▶ [The problem]
Repeat each entry exactly and drop the pictures.

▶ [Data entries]

## BEGIN

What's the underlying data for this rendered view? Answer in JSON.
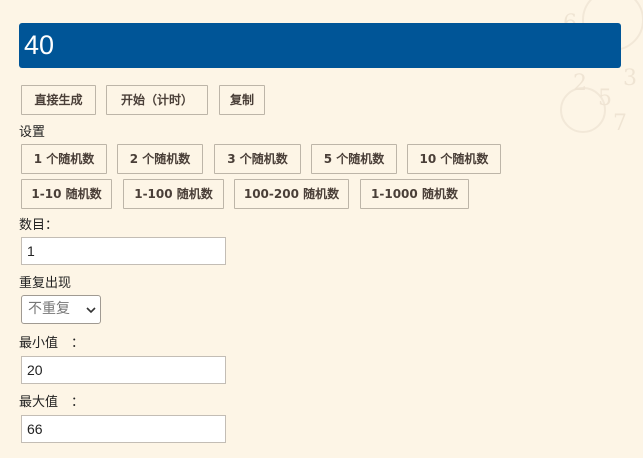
{
  "result": {
    "value": "40"
  },
  "actions": {
    "generate_label": "直接生成",
    "start_timer_label": "开始（计时）",
    "copy_label": "复制"
  },
  "settings": {
    "title": "设置",
    "presets_row1": [
      "1 个随机数",
      "2 个随机数",
      "3 个随机数",
      "5 个随机数",
      "10 个随机数"
    ],
    "presets_row2": [
      "1-10 随机数",
      "1-100 随机数",
      "100-200 随机数",
      "1-1000 随机数"
    ]
  },
  "form": {
    "count_label": "数目：",
    "count_value": "1",
    "repeat_label": "重复出现",
    "repeat_selected": "不重复",
    "min_label": "最小值　：",
    "min_value": "20",
    "max_label": "最大值　：",
    "max_value": "66"
  },
  "colors": {
    "result_bg": "#005597",
    "page_bg": "#fdf5e6"
  },
  "icons": {
    "select_arrow": "chevron-down-icon"
  }
}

## END

▶ [Response]
What's the underlying data for this rendered view? Answer in JSON.
{
  "result": {
    "value": "40"
  },
  "actions": {
    "generate_label": "直接生成",
    "start_timer_label": "开始（计时）",
    "copy_label": "复制"
  },
  "settings": {
    "title": "设置",
    "presets_row1": [
      "1 个随机数",
      "2 个随机数",
      "3 个随机数",
      "5 个随机数",
      "10 个随机数"
    ],
    "presets_row2": [
      "1-10 随机数",
      "1-100 随机数",
      "100-200 随机数",
      "1-1000 随机数"
    ]
  },
  "form": {
    "count_label": "数目：",
    "count_value": "1",
    "repeat_label": "重复出现",
    "repeat_selected": "不重复",
    "min_label": "最小值　：",
    "min_value": "20",
    "max_label": "最大值　：",
    "max_value": "66"
  },
  "colors": {
    "result_bg": "#005597",
    "page_bg": "#fdf5e6"
  },
  "icons": {
    "select_arrow": "chevron-down-icon"
  }
}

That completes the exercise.